#### What to work on:
Update the rows starting at the first one and ending at the row that contains "- condition-operator[interactable]: is: [74, 86, 77, 91]" by changing "remove-condition-icon" to "delete-condition-icon", leaving everything else as it is.
━━ Input ━━
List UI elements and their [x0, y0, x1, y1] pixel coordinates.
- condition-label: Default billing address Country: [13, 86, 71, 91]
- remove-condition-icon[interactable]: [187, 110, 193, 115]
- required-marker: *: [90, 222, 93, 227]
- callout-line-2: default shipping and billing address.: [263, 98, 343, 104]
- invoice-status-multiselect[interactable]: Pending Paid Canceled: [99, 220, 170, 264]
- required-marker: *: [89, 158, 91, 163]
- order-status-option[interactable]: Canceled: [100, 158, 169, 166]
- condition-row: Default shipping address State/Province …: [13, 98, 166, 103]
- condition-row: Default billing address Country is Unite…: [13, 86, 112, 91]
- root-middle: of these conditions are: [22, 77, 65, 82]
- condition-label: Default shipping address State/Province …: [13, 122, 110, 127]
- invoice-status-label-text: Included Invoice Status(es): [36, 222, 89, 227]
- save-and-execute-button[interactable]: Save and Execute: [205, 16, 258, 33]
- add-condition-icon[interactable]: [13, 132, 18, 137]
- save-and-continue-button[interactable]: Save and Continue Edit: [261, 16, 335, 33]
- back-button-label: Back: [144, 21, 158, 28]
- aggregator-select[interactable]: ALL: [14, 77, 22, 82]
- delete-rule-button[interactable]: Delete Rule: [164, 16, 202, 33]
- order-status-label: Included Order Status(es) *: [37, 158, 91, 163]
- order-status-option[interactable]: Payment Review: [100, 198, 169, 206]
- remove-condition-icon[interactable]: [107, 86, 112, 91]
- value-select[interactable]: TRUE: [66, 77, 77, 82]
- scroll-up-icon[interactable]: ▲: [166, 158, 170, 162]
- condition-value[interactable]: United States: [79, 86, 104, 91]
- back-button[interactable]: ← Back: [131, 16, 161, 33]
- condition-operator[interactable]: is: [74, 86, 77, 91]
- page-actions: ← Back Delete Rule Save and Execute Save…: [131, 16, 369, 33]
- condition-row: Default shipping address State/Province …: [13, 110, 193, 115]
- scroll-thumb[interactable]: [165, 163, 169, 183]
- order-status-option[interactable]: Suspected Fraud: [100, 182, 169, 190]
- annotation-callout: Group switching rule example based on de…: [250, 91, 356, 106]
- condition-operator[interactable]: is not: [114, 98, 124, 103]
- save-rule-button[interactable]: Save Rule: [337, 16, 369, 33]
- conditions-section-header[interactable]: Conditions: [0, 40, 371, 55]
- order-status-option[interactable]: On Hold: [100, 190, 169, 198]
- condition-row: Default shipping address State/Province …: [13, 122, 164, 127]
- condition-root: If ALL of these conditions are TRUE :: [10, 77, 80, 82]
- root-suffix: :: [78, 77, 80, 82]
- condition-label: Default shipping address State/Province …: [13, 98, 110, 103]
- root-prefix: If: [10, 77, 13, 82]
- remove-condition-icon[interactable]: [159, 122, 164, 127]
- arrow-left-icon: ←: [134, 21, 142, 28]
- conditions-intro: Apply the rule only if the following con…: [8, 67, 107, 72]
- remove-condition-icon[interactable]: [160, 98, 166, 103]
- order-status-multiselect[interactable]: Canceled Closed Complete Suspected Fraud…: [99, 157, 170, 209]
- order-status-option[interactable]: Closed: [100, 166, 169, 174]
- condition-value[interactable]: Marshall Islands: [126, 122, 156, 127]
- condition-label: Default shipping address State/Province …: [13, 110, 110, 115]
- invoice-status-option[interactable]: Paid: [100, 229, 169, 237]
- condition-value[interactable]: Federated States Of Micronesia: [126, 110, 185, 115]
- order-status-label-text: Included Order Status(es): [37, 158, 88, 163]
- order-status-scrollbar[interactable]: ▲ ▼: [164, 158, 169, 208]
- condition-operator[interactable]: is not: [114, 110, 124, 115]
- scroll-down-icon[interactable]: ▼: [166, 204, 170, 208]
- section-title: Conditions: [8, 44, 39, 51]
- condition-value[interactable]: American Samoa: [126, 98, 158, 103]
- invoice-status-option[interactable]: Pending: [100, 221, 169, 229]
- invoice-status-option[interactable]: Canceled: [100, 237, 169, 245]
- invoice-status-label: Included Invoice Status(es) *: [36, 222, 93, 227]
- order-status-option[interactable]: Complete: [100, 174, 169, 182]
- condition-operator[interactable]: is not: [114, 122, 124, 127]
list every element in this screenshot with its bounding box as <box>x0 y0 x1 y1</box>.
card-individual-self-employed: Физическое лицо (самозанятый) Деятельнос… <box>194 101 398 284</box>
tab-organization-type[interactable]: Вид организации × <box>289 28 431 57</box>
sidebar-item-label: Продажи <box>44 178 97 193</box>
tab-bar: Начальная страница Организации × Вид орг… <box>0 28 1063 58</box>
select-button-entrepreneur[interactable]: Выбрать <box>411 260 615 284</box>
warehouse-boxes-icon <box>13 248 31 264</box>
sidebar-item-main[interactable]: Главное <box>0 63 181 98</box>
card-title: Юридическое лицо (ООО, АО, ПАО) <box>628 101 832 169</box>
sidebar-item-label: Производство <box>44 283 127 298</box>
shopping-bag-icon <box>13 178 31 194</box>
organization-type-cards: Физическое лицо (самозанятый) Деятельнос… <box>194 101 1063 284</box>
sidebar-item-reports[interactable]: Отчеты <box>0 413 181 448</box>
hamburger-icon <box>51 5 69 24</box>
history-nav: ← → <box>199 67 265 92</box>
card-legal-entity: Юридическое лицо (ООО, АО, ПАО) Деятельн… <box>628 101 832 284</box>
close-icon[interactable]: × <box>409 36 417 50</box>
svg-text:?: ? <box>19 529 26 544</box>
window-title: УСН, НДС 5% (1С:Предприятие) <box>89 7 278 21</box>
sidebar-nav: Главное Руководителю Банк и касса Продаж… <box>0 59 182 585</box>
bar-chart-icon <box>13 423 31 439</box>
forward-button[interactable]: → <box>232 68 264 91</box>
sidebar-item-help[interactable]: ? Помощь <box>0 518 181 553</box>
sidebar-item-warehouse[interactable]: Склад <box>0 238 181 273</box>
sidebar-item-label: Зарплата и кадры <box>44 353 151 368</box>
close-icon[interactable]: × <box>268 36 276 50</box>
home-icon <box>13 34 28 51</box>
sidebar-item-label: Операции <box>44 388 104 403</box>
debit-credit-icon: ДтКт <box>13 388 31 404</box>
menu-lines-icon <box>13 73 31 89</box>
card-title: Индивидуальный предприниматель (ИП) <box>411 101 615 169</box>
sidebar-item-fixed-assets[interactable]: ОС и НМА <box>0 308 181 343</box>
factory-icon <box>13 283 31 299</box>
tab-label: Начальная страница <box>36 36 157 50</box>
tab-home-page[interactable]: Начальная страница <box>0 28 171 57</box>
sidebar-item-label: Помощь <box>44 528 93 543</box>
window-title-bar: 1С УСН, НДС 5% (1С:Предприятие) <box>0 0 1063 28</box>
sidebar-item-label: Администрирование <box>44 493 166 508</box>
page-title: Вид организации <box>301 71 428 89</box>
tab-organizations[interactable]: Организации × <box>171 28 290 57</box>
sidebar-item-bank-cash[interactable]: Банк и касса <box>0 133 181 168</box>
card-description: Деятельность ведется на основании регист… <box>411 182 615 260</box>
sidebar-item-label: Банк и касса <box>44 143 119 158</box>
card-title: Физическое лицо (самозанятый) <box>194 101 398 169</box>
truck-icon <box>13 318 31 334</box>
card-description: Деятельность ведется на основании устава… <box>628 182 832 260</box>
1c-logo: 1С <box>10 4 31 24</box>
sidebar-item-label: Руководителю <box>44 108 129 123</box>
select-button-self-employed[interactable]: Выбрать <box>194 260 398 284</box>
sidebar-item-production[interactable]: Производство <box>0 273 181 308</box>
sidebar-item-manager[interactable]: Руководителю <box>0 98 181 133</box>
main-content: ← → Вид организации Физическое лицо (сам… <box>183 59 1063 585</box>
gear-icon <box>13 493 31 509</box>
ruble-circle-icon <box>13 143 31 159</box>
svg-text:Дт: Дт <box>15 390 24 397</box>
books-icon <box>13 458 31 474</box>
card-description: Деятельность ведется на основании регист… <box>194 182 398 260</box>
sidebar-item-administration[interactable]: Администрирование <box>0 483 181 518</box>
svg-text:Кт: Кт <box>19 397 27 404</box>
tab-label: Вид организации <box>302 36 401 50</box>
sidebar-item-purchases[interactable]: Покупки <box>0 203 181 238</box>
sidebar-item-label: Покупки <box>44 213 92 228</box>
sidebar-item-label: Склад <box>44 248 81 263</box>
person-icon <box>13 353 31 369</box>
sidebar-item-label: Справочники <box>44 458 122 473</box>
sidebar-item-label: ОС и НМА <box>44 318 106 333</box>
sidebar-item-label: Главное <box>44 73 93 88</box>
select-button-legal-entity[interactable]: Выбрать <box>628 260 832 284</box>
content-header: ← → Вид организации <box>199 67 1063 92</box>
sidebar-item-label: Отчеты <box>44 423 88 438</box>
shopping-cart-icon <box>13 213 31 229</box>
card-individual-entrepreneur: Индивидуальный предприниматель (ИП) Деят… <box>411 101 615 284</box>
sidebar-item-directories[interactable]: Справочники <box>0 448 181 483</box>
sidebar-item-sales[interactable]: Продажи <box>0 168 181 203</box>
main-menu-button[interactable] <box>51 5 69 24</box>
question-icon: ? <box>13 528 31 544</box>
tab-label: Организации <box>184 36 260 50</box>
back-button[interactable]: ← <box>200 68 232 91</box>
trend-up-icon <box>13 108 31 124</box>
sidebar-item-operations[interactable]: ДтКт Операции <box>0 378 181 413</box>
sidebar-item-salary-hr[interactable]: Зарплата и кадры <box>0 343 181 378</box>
━━━
#### Output of the exercise:
List UI elements and their [x0, y0, x1, y1] pixel coordinates.
- condition-label: Default billing address Country: [13, 86, 71, 91]
- delete-condition-icon[interactable]: [187, 110, 193, 115]
- required-marker: *: [90, 222, 93, 227]
- callout-line-2: default shipping and billing address.: [263, 98, 343, 104]
- invoice-status-multiselect[interactable]: Pending Paid Canceled: [99, 220, 170, 264]
- required-marker: *: [89, 158, 91, 163]
- order-status-option[interactable]: Canceled: [100, 158, 169, 166]
- condition-row: Default shipping address State/Province …: [13, 98, 166, 103]
- condition-row: Default billing address Country is Unite…: [13, 86, 112, 91]
- root-middle: of these conditions are: [22, 77, 65, 82]
- condition-label: Default shipping address State/Province …: [13, 122, 110, 127]
- invoice-status-label-text: Included Invoice Status(es): [36, 222, 89, 227]
- save-and-execute-button[interactable]: Save and Execute: [205, 16, 258, 33]
- add-condition-icon[interactable]: [13, 132, 18, 137]
- save-and-continue-button[interactable]: Save and Continue Edit: [261, 16, 335, 33]
- back-button-label: Back: [144, 21, 158, 28]
- aggregator-select[interactable]: ALL: [14, 77, 22, 82]
- delete-rule-button[interactable]: Delete Rule: [164, 16, 202, 33]
- order-status-label: Included Order Status(es) *: [37, 158, 91, 163]
- order-status-option[interactable]: Payment Review: [100, 198, 169, 206]
- delete-condition-icon[interactable]: [107, 86, 112, 91]
- value-select[interactable]: TRUE: [66, 77, 77, 82]
- scroll-up-icon[interactable]: ▲: [166, 158, 170, 162]
- condition-value[interactable]: United States: [79, 86, 104, 91]
- back-button[interactable]: ← Back: [131, 16, 161, 33]
- condition-operator[interactable]: is: [74, 86, 77, 91]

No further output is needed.